> _Stated exercise_: Work out how many lines of the listing hold the string "your". Answer with that number alone.

> _Figure record listings_:
+ + + + + + +
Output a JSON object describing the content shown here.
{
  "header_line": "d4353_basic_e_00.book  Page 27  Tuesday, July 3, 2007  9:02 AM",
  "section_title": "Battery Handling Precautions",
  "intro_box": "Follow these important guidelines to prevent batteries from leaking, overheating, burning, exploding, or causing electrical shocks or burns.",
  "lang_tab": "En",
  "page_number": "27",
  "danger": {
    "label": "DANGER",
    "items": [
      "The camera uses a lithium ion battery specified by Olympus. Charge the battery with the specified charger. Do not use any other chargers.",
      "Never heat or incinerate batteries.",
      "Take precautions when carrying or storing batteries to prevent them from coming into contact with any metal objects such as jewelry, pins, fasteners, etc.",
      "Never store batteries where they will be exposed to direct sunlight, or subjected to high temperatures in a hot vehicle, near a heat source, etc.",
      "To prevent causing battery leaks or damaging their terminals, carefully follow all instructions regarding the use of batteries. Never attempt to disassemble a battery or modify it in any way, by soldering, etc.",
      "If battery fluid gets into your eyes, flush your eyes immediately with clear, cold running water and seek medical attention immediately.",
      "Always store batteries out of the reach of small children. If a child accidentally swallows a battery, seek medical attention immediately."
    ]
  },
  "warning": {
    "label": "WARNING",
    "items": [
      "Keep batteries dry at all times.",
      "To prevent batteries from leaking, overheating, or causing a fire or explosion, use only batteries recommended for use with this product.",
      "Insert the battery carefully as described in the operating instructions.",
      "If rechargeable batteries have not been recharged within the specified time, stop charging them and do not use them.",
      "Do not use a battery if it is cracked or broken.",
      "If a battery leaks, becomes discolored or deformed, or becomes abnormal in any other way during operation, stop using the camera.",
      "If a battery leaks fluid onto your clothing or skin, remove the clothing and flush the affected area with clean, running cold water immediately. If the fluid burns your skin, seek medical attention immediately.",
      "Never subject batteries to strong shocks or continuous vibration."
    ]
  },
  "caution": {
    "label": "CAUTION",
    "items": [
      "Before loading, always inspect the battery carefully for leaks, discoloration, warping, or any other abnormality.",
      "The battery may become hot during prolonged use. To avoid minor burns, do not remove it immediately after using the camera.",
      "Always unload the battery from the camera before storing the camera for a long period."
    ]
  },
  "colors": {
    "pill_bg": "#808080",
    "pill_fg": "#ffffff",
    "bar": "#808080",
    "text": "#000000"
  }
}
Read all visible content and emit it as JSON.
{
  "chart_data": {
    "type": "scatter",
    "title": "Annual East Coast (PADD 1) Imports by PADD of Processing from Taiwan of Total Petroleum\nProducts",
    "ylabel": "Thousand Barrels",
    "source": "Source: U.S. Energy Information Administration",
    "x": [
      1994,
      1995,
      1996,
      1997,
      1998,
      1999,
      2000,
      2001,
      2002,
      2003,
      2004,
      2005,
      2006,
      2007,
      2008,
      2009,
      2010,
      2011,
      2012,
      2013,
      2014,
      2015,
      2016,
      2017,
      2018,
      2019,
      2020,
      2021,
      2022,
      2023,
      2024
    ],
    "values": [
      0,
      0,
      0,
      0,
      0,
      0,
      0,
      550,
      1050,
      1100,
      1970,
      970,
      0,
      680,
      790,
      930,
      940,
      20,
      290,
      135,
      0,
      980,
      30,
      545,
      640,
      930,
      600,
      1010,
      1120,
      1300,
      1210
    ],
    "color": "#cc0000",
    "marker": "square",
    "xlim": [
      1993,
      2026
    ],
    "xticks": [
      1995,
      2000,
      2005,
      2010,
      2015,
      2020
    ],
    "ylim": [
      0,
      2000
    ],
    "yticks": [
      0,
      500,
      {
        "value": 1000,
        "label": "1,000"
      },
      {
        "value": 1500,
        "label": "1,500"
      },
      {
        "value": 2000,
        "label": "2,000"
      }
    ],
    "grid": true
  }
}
+ + + + + + +
> _Result of the task_: 2